**WHAT THE TASK ASKS:** From the records below, pull each line that has "text".

**INFORMATION SHOWN:**
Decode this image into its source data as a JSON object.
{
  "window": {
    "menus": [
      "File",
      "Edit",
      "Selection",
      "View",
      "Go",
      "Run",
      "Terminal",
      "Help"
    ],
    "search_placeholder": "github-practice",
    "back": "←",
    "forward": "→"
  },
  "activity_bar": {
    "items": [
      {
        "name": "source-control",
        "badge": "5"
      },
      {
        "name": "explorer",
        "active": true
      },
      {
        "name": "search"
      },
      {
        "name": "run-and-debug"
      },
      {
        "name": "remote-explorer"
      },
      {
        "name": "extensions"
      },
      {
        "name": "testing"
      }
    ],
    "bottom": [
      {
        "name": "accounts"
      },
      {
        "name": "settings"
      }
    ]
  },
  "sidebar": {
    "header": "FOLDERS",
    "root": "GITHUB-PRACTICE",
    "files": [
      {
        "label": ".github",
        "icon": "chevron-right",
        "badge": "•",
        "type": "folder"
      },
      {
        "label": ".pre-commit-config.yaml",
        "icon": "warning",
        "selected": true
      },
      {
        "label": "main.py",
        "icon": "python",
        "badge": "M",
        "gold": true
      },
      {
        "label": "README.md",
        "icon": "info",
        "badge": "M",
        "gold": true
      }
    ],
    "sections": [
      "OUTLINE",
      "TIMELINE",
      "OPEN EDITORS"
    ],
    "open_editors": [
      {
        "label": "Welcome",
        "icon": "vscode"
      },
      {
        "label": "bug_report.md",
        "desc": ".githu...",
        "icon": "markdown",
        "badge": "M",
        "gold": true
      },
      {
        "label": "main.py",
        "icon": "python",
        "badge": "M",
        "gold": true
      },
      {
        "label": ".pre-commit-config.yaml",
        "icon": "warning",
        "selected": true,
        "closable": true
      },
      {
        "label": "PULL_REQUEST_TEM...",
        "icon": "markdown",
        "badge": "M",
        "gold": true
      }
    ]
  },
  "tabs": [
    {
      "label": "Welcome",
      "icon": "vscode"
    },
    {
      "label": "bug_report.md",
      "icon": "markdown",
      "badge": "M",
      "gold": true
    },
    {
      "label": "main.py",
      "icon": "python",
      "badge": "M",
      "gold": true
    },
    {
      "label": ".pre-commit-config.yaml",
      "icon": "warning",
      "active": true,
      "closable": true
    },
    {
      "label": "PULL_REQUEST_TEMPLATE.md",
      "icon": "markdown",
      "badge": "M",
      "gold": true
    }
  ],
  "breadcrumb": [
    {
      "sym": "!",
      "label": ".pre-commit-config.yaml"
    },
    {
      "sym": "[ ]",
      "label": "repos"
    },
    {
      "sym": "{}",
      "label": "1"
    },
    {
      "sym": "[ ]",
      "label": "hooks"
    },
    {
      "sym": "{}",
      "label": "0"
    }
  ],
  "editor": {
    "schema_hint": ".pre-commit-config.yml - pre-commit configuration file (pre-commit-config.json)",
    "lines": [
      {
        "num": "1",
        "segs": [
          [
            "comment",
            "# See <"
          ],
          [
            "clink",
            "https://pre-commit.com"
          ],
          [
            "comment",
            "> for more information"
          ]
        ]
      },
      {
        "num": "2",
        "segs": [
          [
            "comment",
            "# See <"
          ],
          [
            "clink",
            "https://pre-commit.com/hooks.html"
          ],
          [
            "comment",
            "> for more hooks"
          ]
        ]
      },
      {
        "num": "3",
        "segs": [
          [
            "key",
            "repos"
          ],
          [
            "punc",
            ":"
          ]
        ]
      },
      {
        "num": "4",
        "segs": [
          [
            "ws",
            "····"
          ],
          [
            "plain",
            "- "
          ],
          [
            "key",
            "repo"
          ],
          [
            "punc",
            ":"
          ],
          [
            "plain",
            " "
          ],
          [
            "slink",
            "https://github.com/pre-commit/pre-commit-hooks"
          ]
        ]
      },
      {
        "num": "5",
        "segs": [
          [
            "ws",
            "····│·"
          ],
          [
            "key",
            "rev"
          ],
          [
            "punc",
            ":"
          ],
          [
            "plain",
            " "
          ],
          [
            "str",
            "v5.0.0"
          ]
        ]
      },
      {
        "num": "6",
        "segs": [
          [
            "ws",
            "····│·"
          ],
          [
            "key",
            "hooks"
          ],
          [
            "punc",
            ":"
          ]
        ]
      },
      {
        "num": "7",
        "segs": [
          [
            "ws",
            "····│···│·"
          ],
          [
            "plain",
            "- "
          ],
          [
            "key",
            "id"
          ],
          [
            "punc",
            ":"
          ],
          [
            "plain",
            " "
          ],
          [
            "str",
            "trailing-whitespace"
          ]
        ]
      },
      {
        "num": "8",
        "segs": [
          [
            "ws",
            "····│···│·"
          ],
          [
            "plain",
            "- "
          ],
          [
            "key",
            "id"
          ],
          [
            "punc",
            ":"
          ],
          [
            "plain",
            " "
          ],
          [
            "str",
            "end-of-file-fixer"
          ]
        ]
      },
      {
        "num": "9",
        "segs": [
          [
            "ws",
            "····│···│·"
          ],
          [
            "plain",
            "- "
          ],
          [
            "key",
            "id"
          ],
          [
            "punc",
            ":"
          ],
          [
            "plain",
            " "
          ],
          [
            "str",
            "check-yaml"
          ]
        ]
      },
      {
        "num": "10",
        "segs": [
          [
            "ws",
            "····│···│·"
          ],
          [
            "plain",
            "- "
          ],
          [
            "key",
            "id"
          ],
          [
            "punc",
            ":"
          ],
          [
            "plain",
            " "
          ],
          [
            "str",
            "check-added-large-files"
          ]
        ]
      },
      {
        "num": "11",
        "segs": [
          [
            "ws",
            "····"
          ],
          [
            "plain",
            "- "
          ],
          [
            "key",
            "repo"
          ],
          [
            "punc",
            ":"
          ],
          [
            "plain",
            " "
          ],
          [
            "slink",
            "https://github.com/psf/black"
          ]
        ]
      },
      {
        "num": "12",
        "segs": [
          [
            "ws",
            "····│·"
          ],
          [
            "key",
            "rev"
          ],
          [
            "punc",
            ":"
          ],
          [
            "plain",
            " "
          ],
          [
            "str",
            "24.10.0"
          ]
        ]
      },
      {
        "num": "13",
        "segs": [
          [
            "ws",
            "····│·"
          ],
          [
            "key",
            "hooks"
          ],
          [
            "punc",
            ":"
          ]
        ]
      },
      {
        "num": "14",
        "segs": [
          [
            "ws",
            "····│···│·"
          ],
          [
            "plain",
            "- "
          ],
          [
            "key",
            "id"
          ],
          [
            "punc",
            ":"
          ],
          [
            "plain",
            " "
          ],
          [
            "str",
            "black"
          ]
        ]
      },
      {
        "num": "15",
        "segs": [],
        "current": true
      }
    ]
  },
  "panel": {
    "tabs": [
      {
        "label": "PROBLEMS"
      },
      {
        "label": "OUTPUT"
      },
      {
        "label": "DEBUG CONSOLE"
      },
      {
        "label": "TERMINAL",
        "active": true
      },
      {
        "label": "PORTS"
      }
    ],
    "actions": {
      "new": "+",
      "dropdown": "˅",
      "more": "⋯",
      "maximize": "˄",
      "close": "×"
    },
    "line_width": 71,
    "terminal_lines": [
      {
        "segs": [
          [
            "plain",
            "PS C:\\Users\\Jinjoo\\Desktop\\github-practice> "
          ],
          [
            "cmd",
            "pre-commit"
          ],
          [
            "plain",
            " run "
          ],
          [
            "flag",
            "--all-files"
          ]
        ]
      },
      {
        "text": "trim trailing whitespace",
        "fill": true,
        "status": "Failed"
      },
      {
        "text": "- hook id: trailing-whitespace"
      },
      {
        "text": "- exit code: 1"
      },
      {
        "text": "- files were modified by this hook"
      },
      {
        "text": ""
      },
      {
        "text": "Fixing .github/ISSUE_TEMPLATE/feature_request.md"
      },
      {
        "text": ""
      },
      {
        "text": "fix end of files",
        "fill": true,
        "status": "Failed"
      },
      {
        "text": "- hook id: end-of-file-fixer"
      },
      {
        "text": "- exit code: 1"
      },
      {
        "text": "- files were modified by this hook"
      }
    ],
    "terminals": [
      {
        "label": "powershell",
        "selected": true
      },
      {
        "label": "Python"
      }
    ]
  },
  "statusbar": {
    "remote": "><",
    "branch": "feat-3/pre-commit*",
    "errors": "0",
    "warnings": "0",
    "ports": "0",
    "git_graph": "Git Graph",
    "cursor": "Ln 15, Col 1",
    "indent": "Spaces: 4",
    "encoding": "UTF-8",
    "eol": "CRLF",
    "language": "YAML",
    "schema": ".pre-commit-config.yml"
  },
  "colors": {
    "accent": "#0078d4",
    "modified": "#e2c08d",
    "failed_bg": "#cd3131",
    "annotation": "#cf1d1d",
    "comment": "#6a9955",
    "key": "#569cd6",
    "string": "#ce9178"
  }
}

**SOLVED EXERCISE:**
        "text": "trim trailing whitespace",
        "text": "- hook id: trailing-whitespace"
        "text": "- exit code: 1"
        "text": "- files were modified by this hook"
        "text": ""
        "text": "Fixing .github/ISSUE_TEMPLATE/feature_request.md"
        "text": ""
        "text": "fix end of files",
        "text": "- hook id: end-of-file-fixer"
        "text": "- exit code: 1"
        "text": "- files were modified by this hook"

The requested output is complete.